DO THIS. From the listing, collect all lines containing the word "name".

RECORDS PROVIDED.
* BEGIN *

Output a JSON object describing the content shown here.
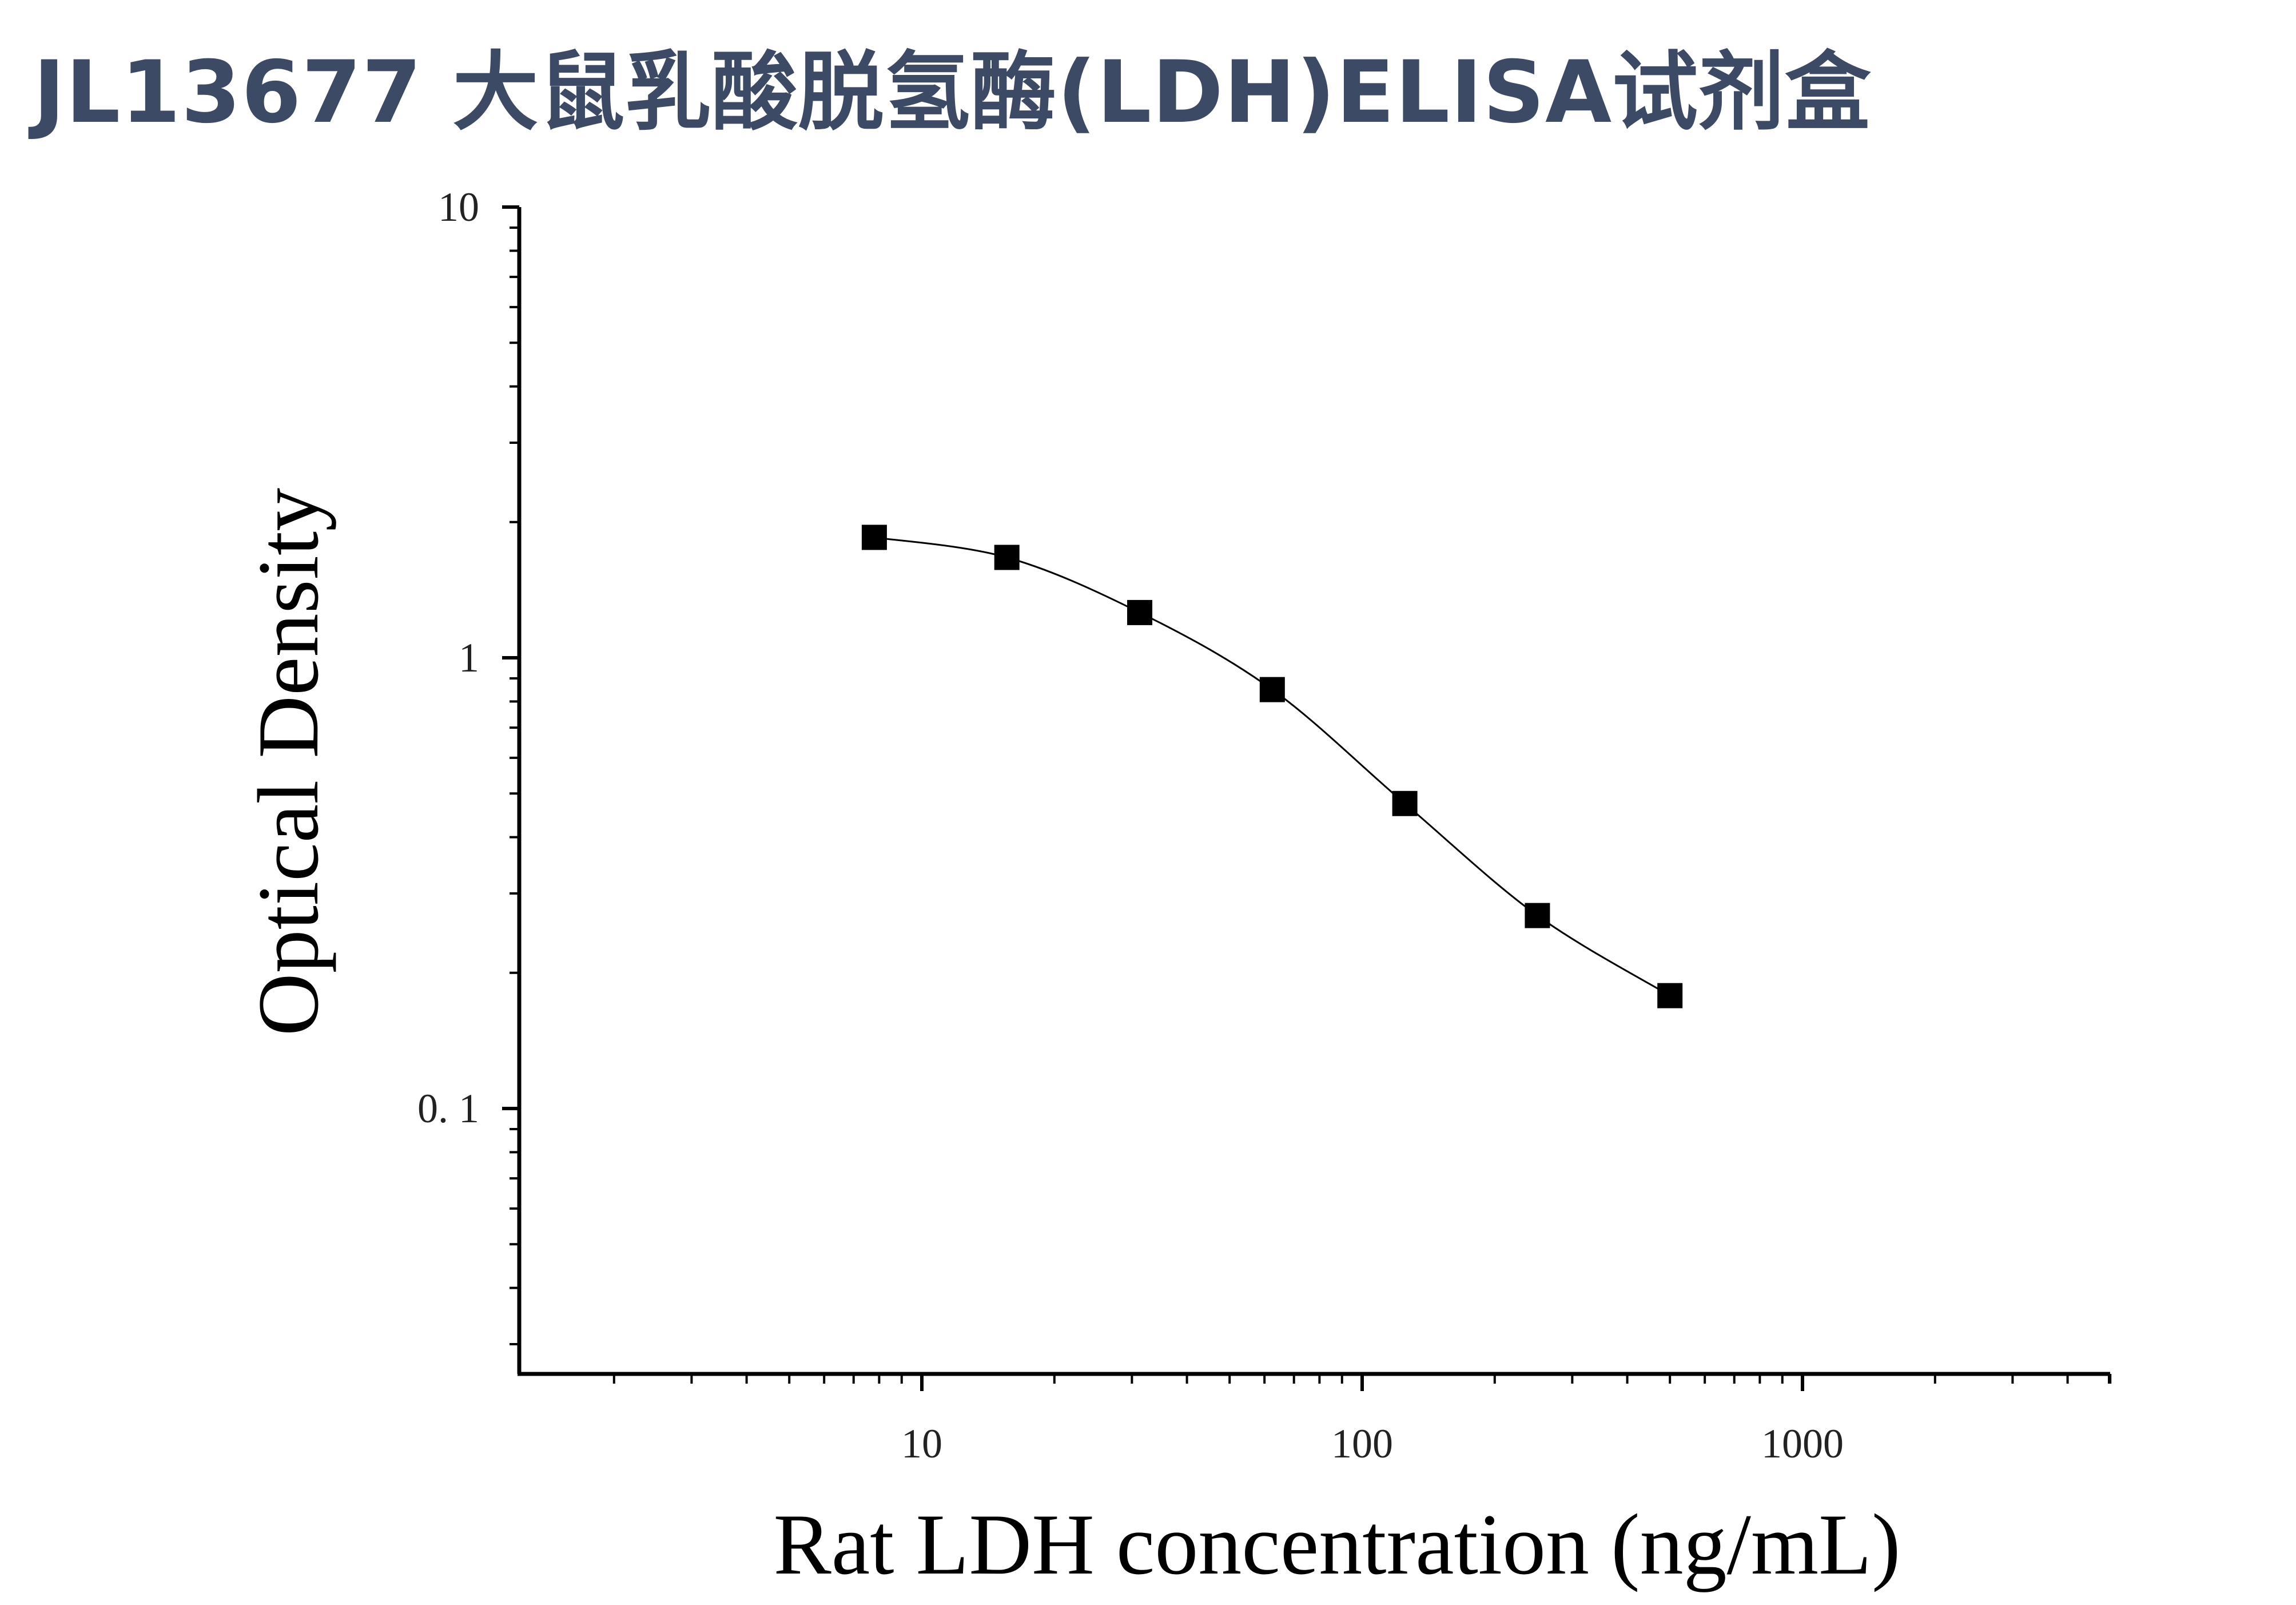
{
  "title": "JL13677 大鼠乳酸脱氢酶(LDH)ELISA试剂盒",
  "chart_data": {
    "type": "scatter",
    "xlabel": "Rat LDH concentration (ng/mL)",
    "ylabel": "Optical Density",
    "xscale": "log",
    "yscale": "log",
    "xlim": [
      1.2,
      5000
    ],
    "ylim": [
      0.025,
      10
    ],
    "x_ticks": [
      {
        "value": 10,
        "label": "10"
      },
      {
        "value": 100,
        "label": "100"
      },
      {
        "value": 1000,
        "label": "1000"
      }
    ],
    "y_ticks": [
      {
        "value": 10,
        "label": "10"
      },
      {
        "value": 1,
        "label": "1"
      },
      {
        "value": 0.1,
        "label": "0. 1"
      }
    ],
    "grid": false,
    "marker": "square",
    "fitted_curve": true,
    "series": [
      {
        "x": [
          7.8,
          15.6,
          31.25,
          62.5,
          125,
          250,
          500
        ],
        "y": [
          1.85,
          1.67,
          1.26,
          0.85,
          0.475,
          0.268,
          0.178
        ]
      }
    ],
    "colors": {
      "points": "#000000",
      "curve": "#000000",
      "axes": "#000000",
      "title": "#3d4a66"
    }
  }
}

* END *
* BEGIN *

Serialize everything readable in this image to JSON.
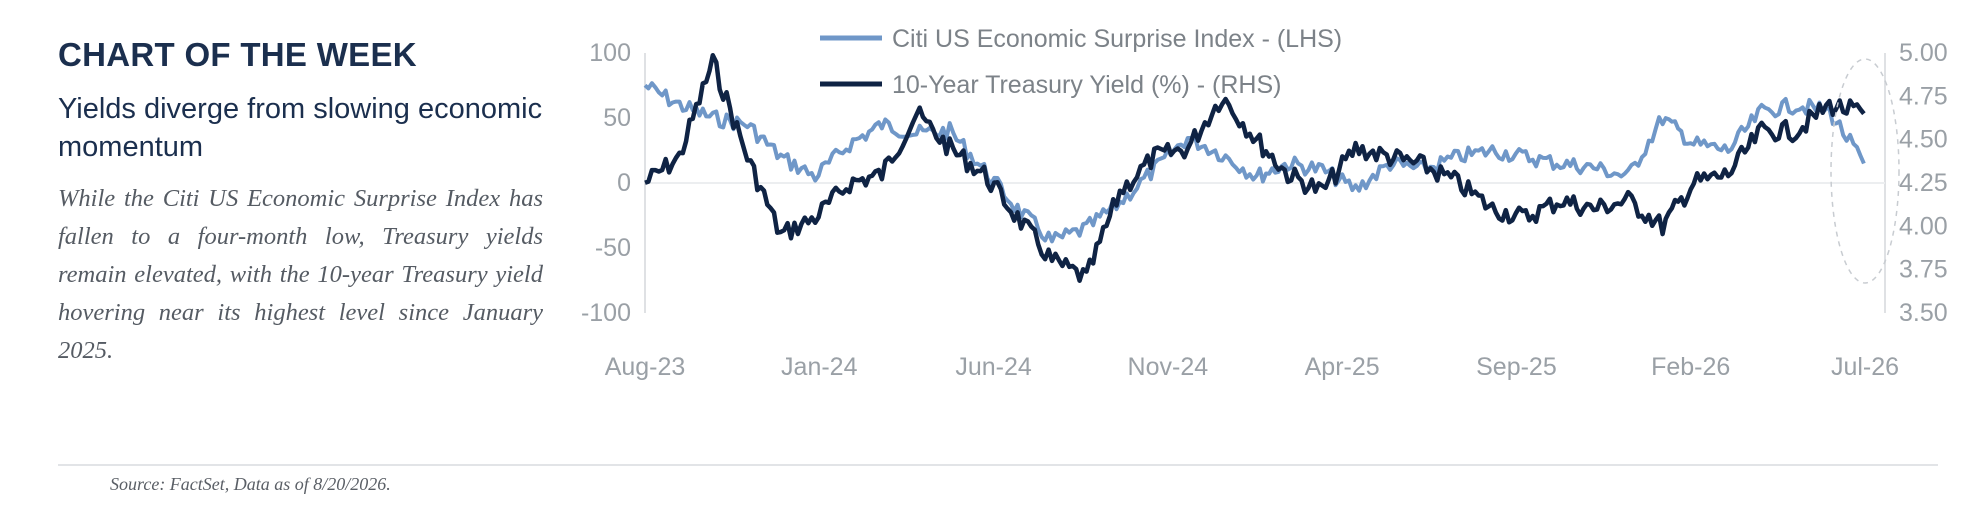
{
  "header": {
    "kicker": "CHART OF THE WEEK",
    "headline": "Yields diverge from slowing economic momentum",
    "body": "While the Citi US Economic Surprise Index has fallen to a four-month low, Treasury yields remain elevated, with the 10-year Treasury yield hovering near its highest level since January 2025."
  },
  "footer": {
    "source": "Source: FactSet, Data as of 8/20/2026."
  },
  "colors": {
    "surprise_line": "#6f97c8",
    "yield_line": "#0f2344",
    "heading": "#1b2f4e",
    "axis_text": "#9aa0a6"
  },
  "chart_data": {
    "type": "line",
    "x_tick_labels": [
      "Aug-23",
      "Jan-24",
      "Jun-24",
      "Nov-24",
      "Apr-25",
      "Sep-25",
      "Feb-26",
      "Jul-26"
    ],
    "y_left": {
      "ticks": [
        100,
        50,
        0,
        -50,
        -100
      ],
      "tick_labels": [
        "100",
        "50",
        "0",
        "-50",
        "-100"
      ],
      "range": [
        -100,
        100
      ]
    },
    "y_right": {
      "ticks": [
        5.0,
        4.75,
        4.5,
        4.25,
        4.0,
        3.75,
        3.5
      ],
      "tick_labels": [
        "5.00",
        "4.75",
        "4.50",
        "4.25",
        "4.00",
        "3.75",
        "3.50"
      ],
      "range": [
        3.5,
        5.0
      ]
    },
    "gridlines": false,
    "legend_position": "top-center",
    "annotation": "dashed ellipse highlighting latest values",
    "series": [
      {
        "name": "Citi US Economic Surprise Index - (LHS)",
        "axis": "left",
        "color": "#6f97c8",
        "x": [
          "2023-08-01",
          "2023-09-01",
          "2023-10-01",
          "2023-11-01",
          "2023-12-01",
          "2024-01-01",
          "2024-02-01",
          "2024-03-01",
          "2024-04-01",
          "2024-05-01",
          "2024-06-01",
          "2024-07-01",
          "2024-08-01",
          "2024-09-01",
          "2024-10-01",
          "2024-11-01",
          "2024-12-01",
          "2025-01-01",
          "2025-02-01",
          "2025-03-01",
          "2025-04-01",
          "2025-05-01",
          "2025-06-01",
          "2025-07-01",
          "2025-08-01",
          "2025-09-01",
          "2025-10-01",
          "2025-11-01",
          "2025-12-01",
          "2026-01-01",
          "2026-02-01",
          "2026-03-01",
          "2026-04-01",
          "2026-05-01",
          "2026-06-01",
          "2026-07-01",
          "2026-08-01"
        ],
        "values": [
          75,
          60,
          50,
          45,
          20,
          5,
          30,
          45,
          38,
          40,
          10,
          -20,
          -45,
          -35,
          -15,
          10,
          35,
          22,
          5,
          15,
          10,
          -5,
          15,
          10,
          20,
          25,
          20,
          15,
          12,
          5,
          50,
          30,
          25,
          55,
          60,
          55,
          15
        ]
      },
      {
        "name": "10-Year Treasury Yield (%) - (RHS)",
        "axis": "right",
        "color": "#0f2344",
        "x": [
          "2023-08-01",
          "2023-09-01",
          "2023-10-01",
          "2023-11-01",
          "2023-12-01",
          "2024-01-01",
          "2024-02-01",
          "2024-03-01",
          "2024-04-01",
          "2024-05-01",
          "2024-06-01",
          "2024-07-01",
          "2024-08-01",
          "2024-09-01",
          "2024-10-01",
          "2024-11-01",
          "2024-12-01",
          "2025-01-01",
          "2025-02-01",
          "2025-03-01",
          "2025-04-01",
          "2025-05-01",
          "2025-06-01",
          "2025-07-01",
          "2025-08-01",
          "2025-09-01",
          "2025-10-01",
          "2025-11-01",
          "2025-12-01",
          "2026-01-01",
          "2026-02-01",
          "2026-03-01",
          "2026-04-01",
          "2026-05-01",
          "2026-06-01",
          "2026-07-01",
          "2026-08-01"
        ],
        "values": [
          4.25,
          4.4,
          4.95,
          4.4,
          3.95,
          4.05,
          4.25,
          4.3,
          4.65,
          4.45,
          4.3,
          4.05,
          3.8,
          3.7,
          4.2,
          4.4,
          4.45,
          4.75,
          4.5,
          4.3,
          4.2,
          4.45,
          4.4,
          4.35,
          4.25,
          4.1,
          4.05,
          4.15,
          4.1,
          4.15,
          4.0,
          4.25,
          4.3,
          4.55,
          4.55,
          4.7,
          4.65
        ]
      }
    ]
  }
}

* END *
* BEGIN *

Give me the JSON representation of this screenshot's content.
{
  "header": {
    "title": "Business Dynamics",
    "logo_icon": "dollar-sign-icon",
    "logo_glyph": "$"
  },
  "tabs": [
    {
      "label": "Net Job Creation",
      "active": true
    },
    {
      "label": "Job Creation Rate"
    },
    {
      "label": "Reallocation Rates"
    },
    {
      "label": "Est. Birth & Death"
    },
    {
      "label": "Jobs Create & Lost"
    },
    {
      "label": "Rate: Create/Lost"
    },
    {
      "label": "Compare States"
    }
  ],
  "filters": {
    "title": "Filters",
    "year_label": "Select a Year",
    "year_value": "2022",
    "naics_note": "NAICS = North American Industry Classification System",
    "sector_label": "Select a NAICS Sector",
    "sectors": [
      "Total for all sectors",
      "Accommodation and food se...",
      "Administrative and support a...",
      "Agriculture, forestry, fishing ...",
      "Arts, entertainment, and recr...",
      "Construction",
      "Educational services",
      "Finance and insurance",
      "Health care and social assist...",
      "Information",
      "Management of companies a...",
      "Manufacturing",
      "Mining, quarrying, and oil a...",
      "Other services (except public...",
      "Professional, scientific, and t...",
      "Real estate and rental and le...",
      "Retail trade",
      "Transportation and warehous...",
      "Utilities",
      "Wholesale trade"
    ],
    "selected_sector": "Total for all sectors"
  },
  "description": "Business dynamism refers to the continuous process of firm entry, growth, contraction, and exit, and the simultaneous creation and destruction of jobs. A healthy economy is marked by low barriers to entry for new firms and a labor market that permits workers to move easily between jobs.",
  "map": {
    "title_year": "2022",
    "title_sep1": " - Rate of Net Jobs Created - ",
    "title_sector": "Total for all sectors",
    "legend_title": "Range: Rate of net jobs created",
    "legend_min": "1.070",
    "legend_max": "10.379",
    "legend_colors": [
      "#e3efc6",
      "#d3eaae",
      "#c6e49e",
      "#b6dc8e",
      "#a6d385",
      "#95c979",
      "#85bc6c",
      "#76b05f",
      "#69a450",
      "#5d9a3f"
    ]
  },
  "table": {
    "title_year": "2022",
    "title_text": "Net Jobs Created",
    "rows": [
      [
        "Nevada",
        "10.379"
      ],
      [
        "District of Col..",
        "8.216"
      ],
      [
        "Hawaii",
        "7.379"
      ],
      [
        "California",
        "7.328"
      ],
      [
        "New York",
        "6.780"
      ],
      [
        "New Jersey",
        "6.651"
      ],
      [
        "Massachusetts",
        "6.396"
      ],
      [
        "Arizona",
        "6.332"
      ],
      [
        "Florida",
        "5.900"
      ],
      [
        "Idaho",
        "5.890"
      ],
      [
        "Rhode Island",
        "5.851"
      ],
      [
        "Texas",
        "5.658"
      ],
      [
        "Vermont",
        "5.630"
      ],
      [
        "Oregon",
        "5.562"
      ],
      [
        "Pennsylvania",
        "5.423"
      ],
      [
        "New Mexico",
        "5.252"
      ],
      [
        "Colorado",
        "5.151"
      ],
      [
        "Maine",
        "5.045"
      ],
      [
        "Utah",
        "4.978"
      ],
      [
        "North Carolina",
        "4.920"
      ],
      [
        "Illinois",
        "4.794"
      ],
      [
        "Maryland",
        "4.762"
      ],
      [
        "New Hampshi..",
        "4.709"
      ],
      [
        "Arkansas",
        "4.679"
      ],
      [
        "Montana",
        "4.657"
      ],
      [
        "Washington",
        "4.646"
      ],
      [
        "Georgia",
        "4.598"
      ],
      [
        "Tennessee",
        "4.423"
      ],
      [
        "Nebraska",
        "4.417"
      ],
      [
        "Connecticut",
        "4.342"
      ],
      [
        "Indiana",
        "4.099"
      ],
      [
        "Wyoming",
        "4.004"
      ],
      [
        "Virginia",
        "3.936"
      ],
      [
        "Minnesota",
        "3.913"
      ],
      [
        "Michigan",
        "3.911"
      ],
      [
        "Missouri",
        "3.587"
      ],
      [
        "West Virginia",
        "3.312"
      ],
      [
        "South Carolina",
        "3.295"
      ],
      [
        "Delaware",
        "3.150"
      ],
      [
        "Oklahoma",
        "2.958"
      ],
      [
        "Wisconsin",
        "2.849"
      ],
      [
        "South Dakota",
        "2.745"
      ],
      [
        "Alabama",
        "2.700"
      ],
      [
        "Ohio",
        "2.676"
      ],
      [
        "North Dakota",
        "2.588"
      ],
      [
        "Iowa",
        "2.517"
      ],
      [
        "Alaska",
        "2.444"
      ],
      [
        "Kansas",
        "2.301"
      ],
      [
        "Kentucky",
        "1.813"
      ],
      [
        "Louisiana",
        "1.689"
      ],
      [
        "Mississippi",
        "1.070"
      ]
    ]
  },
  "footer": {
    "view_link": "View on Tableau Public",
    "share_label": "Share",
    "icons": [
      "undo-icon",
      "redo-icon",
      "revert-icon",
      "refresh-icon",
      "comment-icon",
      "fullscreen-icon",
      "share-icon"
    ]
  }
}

* END *

REPLY.
        "name": "Citi US Economic Surprise Index - (LHS)",
        "name": "10-Year Treasury Yield (%) - (RHS)",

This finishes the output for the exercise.